═════ EXERCISE MATERIAL

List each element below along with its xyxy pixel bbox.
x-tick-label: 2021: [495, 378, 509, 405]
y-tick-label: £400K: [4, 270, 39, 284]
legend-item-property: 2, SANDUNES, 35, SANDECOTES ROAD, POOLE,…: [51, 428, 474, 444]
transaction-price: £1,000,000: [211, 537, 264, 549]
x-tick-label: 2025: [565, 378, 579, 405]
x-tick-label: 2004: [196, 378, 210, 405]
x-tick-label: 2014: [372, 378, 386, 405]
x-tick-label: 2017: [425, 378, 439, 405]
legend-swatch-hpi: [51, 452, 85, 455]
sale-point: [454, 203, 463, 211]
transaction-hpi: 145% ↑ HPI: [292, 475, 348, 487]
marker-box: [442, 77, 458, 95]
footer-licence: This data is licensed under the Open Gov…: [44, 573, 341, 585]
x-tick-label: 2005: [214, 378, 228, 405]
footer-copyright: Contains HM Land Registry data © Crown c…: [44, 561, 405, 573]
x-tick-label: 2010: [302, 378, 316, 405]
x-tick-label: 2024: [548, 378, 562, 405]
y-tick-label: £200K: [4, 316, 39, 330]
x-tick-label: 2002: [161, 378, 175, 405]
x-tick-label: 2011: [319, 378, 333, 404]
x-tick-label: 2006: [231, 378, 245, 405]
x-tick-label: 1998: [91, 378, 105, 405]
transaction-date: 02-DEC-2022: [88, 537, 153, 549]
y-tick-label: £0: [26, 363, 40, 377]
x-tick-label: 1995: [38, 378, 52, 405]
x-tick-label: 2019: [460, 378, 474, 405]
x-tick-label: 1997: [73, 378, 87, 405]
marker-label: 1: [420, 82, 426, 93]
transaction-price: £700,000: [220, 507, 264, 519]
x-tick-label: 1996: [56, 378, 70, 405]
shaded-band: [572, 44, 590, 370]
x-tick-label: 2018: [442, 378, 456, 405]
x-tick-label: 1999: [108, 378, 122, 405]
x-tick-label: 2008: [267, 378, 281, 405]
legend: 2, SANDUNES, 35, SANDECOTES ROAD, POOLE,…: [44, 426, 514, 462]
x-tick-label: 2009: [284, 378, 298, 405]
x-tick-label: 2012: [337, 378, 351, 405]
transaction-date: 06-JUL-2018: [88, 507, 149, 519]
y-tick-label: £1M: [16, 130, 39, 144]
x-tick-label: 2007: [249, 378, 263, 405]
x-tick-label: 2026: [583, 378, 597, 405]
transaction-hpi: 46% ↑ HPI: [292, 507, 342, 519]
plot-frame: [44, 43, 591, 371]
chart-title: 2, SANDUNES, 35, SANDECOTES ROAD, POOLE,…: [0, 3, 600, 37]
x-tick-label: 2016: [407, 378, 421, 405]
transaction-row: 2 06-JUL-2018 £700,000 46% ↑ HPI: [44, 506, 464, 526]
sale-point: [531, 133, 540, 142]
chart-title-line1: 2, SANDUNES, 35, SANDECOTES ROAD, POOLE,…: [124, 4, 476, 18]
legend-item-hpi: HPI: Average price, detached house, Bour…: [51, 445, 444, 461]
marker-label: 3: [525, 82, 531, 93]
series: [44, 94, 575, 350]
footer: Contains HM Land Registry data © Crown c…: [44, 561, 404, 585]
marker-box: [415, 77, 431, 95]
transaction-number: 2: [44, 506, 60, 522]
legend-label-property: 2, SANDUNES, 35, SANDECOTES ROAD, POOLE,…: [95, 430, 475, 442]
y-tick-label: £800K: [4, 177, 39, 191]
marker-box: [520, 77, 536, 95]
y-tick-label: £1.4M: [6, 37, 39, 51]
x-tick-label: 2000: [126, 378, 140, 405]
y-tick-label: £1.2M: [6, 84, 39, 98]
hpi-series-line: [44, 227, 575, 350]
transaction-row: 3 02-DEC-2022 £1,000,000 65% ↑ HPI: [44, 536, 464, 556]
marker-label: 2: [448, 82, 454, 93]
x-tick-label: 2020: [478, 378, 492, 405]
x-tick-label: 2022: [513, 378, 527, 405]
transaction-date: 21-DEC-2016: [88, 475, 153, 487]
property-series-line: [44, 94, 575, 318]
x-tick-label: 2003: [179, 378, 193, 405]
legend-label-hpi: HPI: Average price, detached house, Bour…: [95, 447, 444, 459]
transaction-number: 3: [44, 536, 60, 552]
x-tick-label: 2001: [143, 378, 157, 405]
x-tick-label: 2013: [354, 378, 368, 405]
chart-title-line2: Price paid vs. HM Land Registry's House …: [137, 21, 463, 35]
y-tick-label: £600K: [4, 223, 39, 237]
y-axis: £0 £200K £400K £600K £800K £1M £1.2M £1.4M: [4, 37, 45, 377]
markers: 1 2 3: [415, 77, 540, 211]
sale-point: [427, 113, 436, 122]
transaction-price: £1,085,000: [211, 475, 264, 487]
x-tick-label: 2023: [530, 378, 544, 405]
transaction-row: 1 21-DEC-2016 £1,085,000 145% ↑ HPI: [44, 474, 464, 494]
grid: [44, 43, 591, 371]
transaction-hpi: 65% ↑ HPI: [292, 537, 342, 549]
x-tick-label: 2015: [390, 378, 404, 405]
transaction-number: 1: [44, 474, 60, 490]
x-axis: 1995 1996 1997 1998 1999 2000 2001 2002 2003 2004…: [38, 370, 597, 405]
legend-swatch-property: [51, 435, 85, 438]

══════════

• TASK TO CARRY OUT:
Which rows above contain the string "legend" with the same capitalization? Copy each of those rows in full.

• TASK SOLUTION:
legend-item-property: 2, SANDUNES, 35, SANDECOTES ROAD, POOLE,…: [51, 428, 474, 444]
legend-swatch-hpi: [51, 452, 85, 455]
legend: 2, SANDUNES, 35, SANDECOTES ROAD, POOLE,…: [44, 426, 514, 462]
legend-item-hpi: HPI: Average price, detached house, Bour…: [51, 445, 444, 461]
legend-label-property: 2, SANDUNES, 35, SANDECOTES ROAD, POOLE,…: [95, 430, 475, 442]
legend-label-hpi: HPI: Average price, detached house, Bour…: [95, 447, 444, 459]
legend-swatch-property: [51, 435, 85, 438]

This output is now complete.